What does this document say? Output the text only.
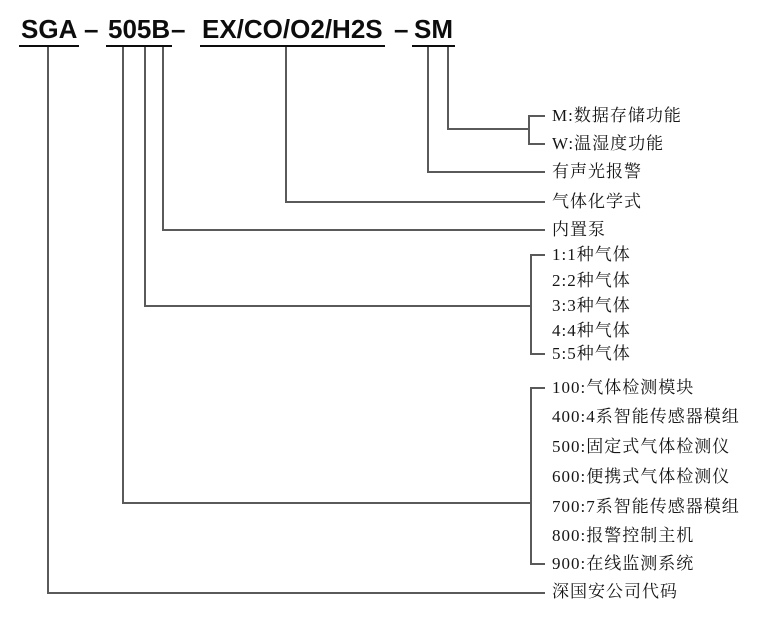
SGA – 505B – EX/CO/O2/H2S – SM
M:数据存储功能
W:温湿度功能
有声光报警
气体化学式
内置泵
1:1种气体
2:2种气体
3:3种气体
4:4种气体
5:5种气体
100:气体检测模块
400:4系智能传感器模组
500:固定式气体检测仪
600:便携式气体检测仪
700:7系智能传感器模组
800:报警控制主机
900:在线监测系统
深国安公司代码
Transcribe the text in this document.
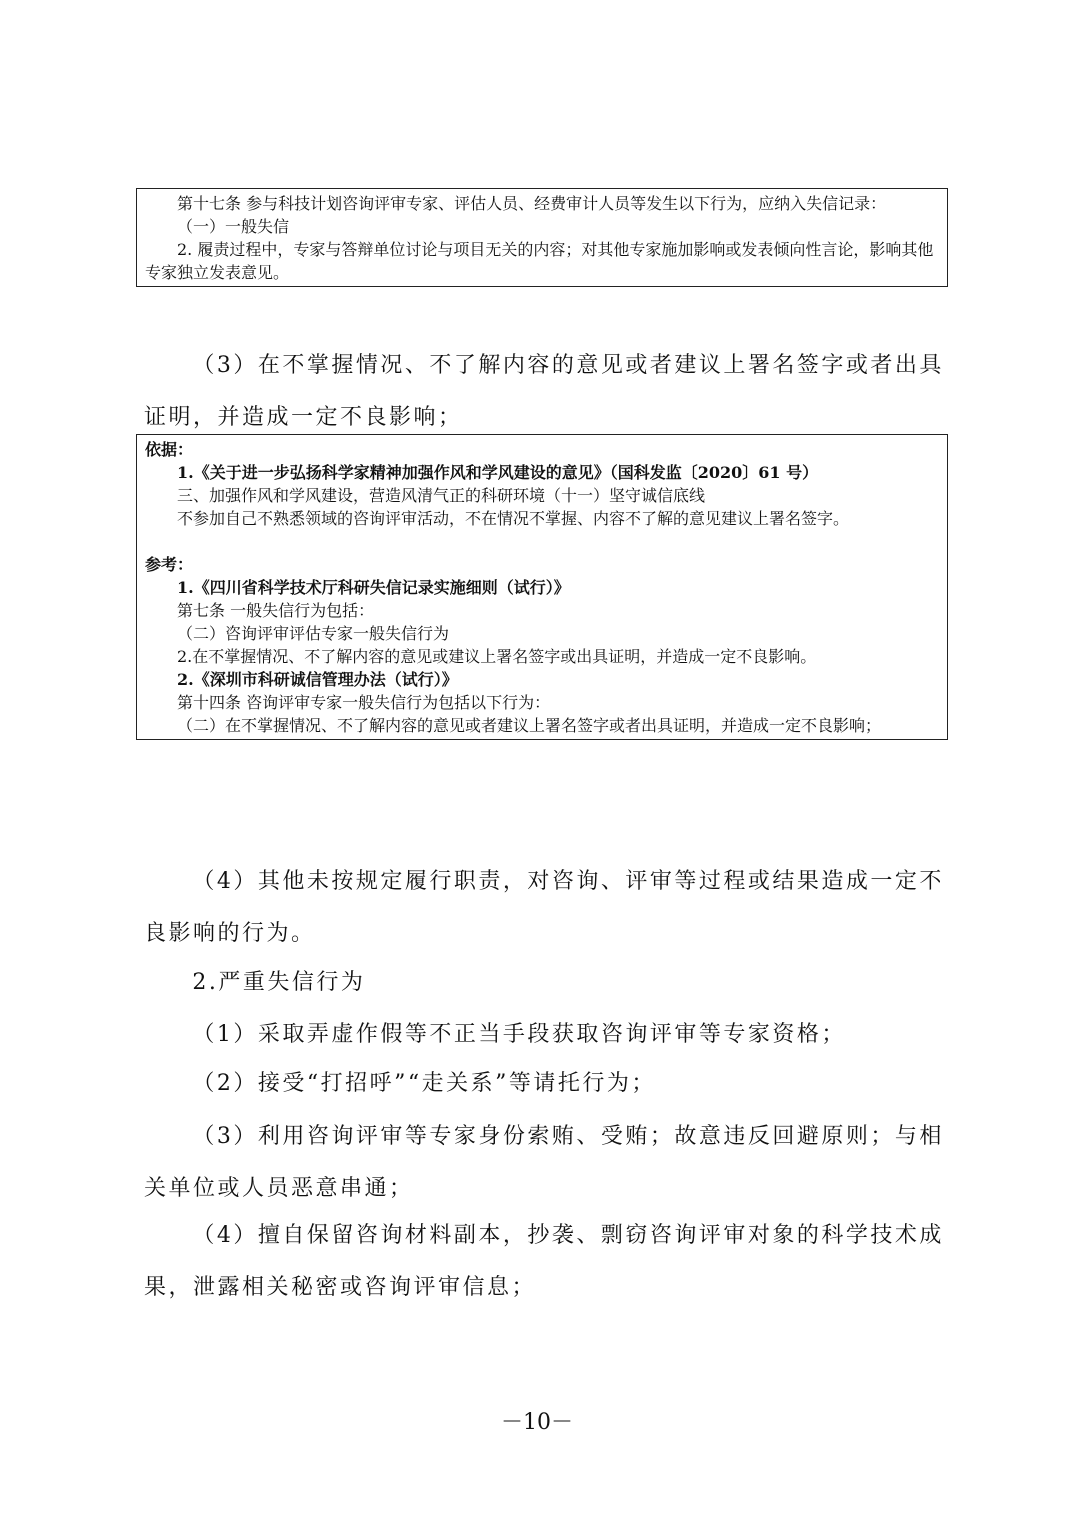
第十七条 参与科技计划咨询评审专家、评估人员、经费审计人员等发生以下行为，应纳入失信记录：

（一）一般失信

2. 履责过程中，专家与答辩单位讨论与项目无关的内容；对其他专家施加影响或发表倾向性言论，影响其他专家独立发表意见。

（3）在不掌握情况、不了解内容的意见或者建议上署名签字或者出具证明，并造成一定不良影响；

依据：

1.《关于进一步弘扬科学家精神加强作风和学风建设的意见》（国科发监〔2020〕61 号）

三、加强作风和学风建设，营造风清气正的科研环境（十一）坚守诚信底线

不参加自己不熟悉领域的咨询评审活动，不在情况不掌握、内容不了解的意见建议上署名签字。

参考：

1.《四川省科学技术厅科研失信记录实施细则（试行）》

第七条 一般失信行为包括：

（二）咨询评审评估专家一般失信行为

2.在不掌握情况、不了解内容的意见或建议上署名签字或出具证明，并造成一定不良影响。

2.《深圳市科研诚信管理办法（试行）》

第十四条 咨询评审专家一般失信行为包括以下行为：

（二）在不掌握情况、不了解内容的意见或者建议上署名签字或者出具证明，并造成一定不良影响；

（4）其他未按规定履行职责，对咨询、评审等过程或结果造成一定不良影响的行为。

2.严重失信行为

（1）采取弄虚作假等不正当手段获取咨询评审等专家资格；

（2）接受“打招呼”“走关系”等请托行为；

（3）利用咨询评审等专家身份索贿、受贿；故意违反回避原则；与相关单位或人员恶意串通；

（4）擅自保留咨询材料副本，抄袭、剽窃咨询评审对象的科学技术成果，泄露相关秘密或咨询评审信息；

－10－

_ _ _ _

**Directive**:
Search the preceding listing for "document" and extract every line where it is found.

**Result**:
What does this document say? Output the text only.
Transcribe the text in this document.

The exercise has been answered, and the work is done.